— start of EXCERPTED DATA —

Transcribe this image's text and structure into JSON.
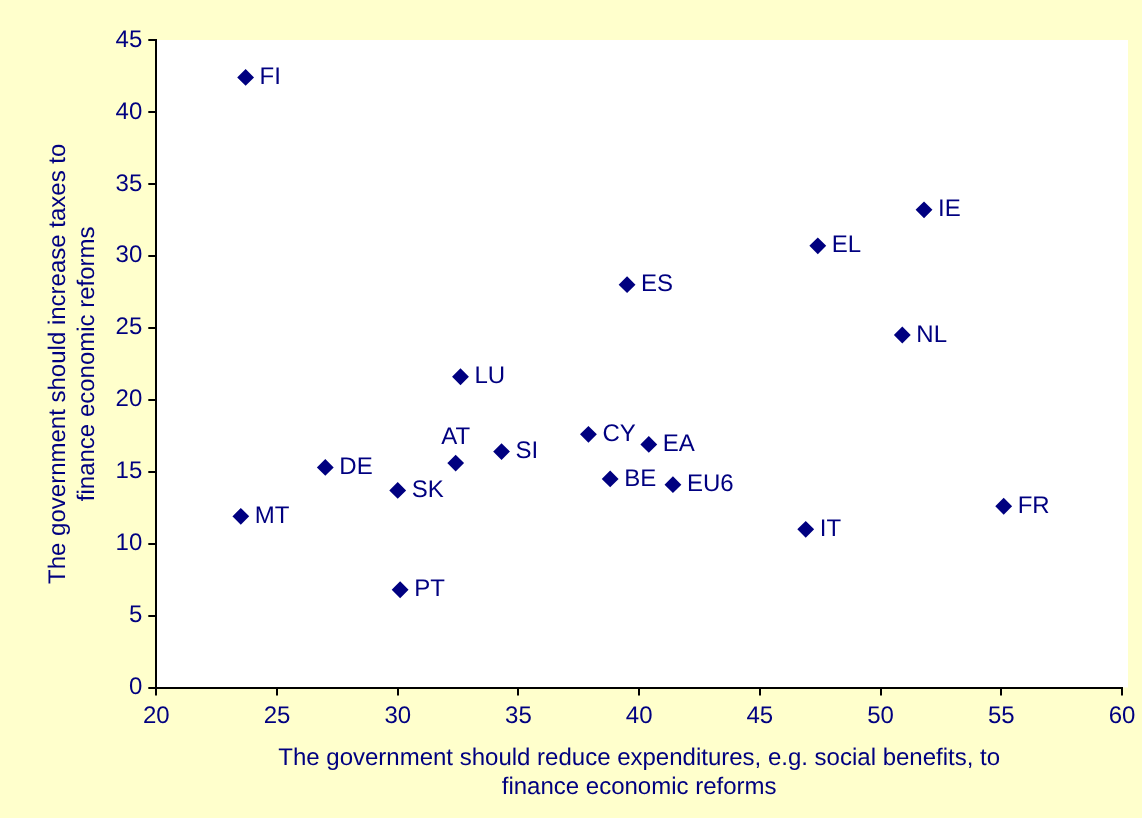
{
  "chart_data": {
    "type": "scatter",
    "xlabel": "The government should reduce expenditures, e.g. social benefits, to finance economic reforms",
    "ylabel": "The government should increase taxes to finance economic reforms",
    "series": [
      {
        "color": "#000080",
        "x": [
          23.7,
          23.5,
          27.0,
          30.0,
          30.1,
          32.4,
          32.6,
          34.3,
          37.9,
          38.8,
          40.4,
          41.4,
          46.9,
          39.5,
          47.4,
          51.8,
          50.9,
          55.1
        ],
        "values": [
          42.4,
          11.9,
          15.3,
          13.7,
          6.8,
          15.6,
          21.6,
          16.4,
          17.6,
          14.5,
          16.9,
          14.1,
          11.0,
          28.0,
          30.7,
          33.2,
          24.5,
          12.6
        ]
      }
    ],
    "annotations": [
      {
        "text": "FI",
        "x": 23.7,
        "y": 42.4
      },
      {
        "text": "MT",
        "x": 23.5,
        "y": 11.9
      },
      {
        "text": "DE",
        "x": 27.0,
        "y": 15.3
      },
      {
        "text": "SK",
        "x": 30.0,
        "y": 13.7
      },
      {
        "text": "PT",
        "x": 30.1,
        "y": 6.8
      },
      {
        "text": "AT",
        "x": 32.4,
        "y": 15.6
      },
      {
        "text": "LU",
        "x": 32.6,
        "y": 21.6
      },
      {
        "text": "SI",
        "x": 34.3,
        "y": 16.4
      },
      {
        "text": "CY",
        "x": 37.9,
        "y": 17.6
      },
      {
        "text": "BE",
        "x": 38.8,
        "y": 14.5
      },
      {
        "text": "EA",
        "x": 40.4,
        "y": 16.9
      },
      {
        "text": "EU6",
        "x": 41.4,
        "y": 14.1
      },
      {
        "text": "IT",
        "x": 46.9,
        "y": 11.0
      },
      {
        "text": "ES",
        "x": 39.5,
        "y": 28.0
      },
      {
        "text": "EL",
        "x": 47.4,
        "y": 30.7
      },
      {
        "text": "IE",
        "x": 51.8,
        "y": 33.2
      },
      {
        "text": "NL",
        "x": 50.9,
        "y": 24.5
      },
      {
        "text": "FR",
        "x": 55.1,
        "y": 12.6
      }
    ],
    "xlim": [
      20,
      60
    ],
    "xticks": [
      20,
      25,
      30,
      35,
      40,
      45,
      50,
      55,
      60
    ],
    "ylim": [
      0,
      45
    ],
    "yticks": [
      0,
      5,
      10,
      15,
      20,
      25,
      30,
      35,
      40,
      45
    ],
    "marker": "diamond",
    "grid": false,
    "legend": false
  }
}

— end of EXCERPTED DATA —

* _STATED GOAL_: Find the lines above holding the word "should" and show them.

* _SOLUTION FOR THIS TASK_:
    "xlabel": "The government should reduce expenditures, e.g. social benefits, to finance economic reforms",
    "ylabel": "The government should increase taxes to finance economic reforms",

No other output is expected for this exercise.